* [Data to use]:
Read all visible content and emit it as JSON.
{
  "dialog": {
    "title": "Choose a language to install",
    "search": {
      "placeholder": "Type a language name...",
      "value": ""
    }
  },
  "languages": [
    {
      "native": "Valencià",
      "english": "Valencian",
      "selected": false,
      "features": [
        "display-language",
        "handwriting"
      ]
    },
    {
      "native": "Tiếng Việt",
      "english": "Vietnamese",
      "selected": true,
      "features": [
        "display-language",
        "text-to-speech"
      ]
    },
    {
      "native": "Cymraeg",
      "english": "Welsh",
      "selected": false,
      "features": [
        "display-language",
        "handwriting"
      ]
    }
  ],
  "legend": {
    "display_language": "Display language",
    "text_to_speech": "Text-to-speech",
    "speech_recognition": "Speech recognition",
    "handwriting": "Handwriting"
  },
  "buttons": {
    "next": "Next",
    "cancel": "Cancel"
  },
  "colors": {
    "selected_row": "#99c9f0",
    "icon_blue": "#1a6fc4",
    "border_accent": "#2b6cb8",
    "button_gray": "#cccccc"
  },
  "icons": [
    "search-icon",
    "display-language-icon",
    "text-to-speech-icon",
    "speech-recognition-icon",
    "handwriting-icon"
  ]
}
...
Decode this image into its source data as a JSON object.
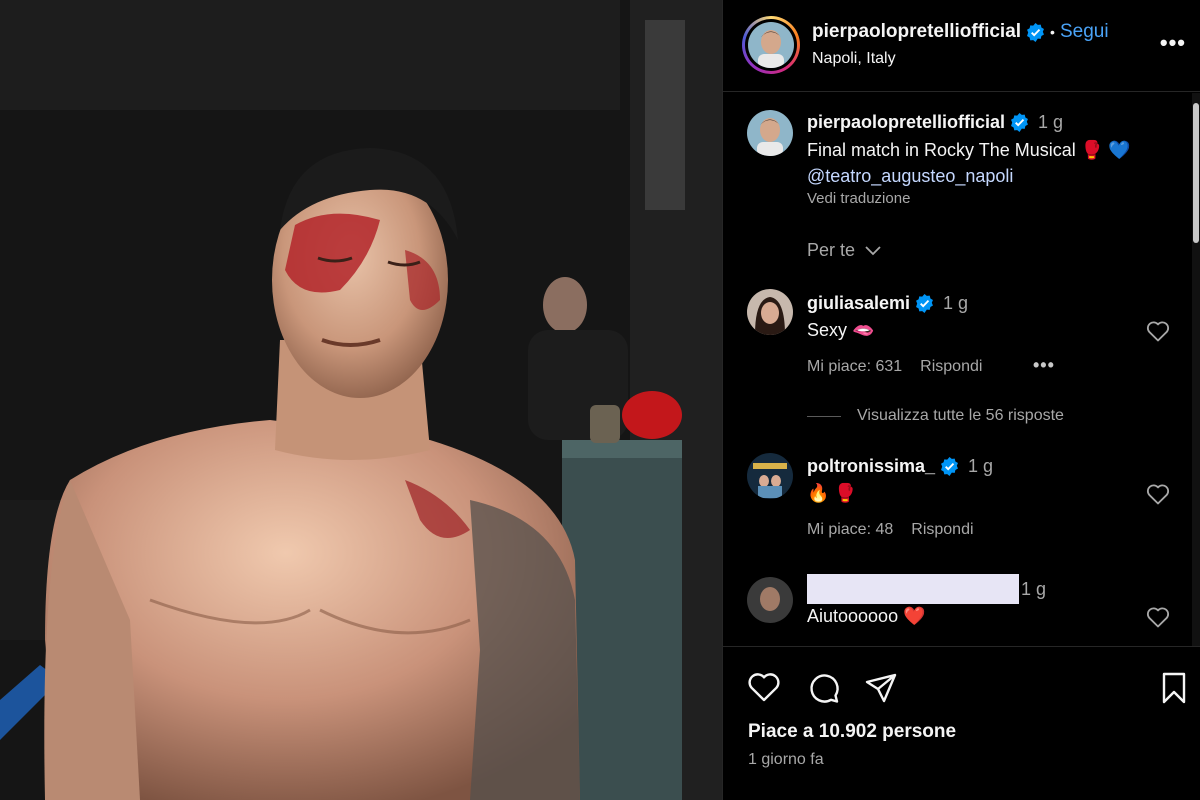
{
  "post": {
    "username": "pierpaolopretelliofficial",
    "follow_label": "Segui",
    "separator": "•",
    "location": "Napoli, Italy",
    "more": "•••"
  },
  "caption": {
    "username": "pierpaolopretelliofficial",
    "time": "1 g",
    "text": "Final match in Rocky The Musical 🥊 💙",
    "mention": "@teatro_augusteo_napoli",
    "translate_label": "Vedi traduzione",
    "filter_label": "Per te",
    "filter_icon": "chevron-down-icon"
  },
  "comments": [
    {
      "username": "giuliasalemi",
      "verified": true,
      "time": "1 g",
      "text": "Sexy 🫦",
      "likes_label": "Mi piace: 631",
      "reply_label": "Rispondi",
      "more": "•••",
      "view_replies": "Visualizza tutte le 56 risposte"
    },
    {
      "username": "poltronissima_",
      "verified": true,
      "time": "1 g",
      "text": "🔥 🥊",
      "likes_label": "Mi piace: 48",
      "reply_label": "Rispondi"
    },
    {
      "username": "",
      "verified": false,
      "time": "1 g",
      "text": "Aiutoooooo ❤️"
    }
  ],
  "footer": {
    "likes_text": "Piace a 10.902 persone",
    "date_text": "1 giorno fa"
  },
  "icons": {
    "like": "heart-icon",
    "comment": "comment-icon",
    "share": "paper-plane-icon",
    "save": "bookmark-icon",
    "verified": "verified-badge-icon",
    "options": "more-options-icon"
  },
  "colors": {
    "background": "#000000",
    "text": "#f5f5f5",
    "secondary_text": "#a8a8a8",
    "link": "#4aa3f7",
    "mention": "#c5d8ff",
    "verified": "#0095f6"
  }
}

* [Prompt]: Identify the lines of the entries containing the string "english". Copy each such line.

* [Response]:
      "english": "Valencian",
      "english": "Vietnamese",
      "english": "Welsh",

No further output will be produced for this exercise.